*The exercise*
Return every record below exactly as written, but leave out the pictures.

*Records shown*
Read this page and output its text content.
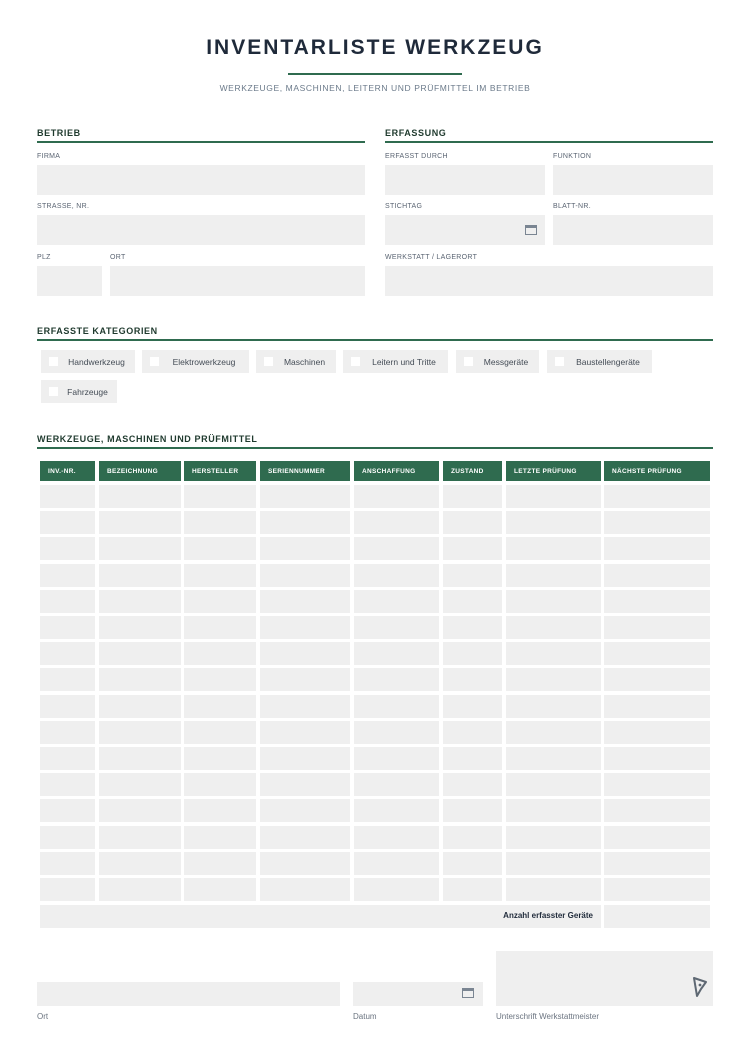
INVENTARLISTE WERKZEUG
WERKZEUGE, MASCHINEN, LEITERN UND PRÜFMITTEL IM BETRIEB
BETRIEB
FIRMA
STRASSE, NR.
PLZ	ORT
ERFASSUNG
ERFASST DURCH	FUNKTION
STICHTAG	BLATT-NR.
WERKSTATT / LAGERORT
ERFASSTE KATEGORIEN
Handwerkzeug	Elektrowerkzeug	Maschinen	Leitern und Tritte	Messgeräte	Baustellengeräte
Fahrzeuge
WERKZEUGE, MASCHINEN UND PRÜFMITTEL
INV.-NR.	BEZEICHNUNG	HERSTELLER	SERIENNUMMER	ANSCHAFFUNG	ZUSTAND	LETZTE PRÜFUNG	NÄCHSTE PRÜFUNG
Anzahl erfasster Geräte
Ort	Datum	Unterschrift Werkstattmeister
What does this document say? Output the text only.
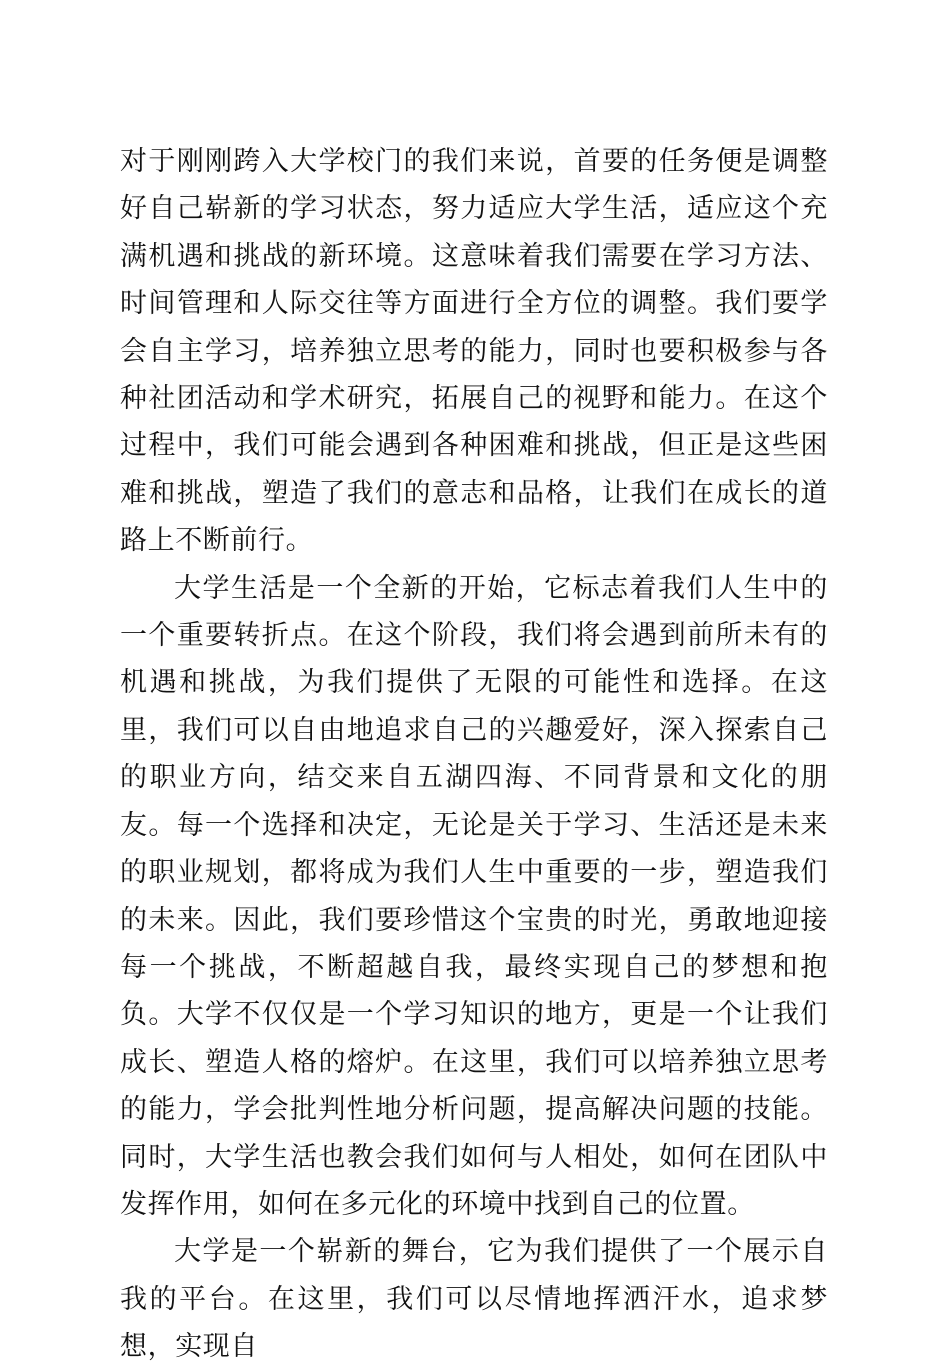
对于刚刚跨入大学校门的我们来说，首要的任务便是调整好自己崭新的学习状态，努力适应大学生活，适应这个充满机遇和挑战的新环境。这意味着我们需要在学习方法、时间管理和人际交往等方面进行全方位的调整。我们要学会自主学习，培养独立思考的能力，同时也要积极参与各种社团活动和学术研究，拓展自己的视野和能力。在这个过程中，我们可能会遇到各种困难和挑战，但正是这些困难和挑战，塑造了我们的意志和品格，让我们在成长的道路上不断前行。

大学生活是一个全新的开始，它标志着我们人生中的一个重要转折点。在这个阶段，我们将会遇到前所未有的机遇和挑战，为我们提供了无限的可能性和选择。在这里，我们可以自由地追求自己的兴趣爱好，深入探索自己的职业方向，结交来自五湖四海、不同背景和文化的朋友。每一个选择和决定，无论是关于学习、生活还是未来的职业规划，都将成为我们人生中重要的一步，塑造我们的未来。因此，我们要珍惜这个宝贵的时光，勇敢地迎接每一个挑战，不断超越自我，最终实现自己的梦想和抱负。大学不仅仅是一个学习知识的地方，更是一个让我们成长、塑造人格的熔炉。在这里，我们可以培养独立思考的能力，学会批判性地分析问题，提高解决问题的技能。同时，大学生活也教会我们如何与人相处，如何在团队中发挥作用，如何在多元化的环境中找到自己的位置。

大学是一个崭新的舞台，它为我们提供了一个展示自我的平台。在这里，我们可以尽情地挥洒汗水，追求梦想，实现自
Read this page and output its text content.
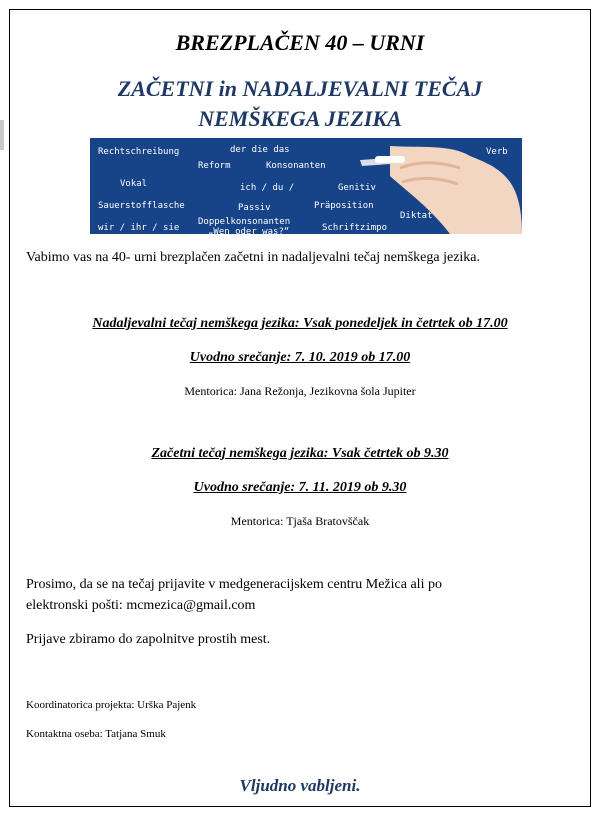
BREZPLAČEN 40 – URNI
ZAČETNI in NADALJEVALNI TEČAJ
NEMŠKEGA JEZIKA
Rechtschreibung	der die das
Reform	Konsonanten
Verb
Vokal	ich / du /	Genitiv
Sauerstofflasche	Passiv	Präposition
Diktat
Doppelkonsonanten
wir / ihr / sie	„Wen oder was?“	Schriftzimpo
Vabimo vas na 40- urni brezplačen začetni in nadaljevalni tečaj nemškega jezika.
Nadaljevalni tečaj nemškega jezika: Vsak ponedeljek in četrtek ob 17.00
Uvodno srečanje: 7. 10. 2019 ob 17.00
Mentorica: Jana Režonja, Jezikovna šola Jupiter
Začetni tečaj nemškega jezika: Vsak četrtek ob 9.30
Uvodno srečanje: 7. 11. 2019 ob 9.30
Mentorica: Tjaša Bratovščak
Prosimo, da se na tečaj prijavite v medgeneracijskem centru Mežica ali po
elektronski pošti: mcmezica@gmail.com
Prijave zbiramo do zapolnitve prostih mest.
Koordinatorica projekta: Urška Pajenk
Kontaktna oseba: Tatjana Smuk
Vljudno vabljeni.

*The response*
Read this page and output its text content.
INVENTARLISTE WERKZEUG
WERKZEUGE, MASCHINEN, LEITERN UND PRÜFMITTEL IM BETRIEB
BETRIEB
FIRMA
STRASSE, NR.
PLZ	ORT
ERFASSUNG
ERFASST DURCH	FUNKTION
STICHTAG	BLATT-NR.
WERKSTATT / LAGERORT
ERFASSTE KATEGORIEN
Handwerkzeug	Elektrowerkzeug	Maschinen	Leitern und Tritte	Messgeräte	Baustellengeräte
Fahrzeuge
WERKZEUGE, MASCHINEN UND PRÜFMITTEL
INV.-NR.	BEZEICHNUNG	HERSTELLER	SERIENNUMMER	ANSCHAFFUNG	ZUSTAND	LETZTE PRÜFUNG	NÄCHSTE PRÜFUNG
Anzahl erfasster Geräte
Ort	Datum	Unterschrift Werkstattmeister
What does this document say? Output the text only.
对于刚刚跨入大学校门的我们来说，首要的任务便是调整好自己崭新的学习状态，努力适应大学生活，适应这个充满机遇和挑战的新环境。这意味着我们需要在学习方法、时间管理和人际交往等方面进行全方位的调整。我们要学会自主学习，培养独立思考的能力，同时也要积极参与各种社团活动和学术研究，拓展自己的视野和能力。在这个过程中，我们可能会遇到各种困难和挑战，但正是这些困难和挑战，塑造了我们的意志和品格，让我们在成长的道路上不断前行。

大学生活是一个全新的开始，它标志着我们人生中的一个重要转折点。在这个阶段，我们将会遇到前所未有的机遇和挑战，为我们提供了无限的可能性和选择。在这里，我们可以自由地追求自己的兴趣爱好，深入探索自己的职业方向，结交来自五湖四海、不同背景和文化的朋友。每一个选择和决定，无论是关于学习、生活还是未来的职业规划，都将成为我们人生中重要的一步，塑造我们的未来。因此，我们要珍惜这个宝贵的时光，勇敢地迎接每一个挑战，不断超越自我，最终实现自己的梦想和抱负。大学不仅仅是一个学习知识的地方，更是一个让我们成长、塑造人格的熔炉。在这里，我们可以培养独立思考的能力，学会批判性地分析问题，提高解决问题的技能。同时，大学生活也教会我们如何与人相处，如何在团队中发挥作用，如何在多元化的环境中找到自己的位置。

大学是一个崭新的舞台，它为我们提供了一个展示自我的平台。在这里，我们可以尽情地挥洒汗水，追求梦想，实现自
Read this page and output its text content.
BREZPLAČEN 40 – URNI
ZAČETNI in NADALJEVALNI TEČAJ
NEMŠKEGA JEZIKA
Rechtschreibung	der die das
Reform	Konsonanten
Verb
Vokal	ich / du /	Genitiv
Sauerstofflasche	Passiv	Präposition
Diktat
Doppelkonsonanten
wir / ihr / sie	„Wen oder was?“	Schriftzimpo
Vabimo vas na 40- urni brezplačen začetni in nadaljevalni tečaj nemškega jezika.
Nadaljevalni tečaj nemškega jezika: Vsak ponedeljek in četrtek ob 17.00
Uvodno srečanje: 7. 10. 2019 ob 17.00
Mentorica: Jana Režonja, Jezikovna šola Jupiter
Začetni tečaj nemškega jezika: Vsak četrtek ob 9.30
Uvodno srečanje: 7. 11. 2019 ob 9.30
Mentorica: Tjaša Bratovščak
Prosimo, da se na tečaj prijavite v medgeneracijskem centru Mežica ali po
elektronski pošti: mcmezica@gmail.com
Prijave zbiramo do zapolnitve prostih mest.
Koordinatorica projekta: Urška Pajenk
Kontaktna oseba: Tatjana Smuk
Vljudno vabljeni.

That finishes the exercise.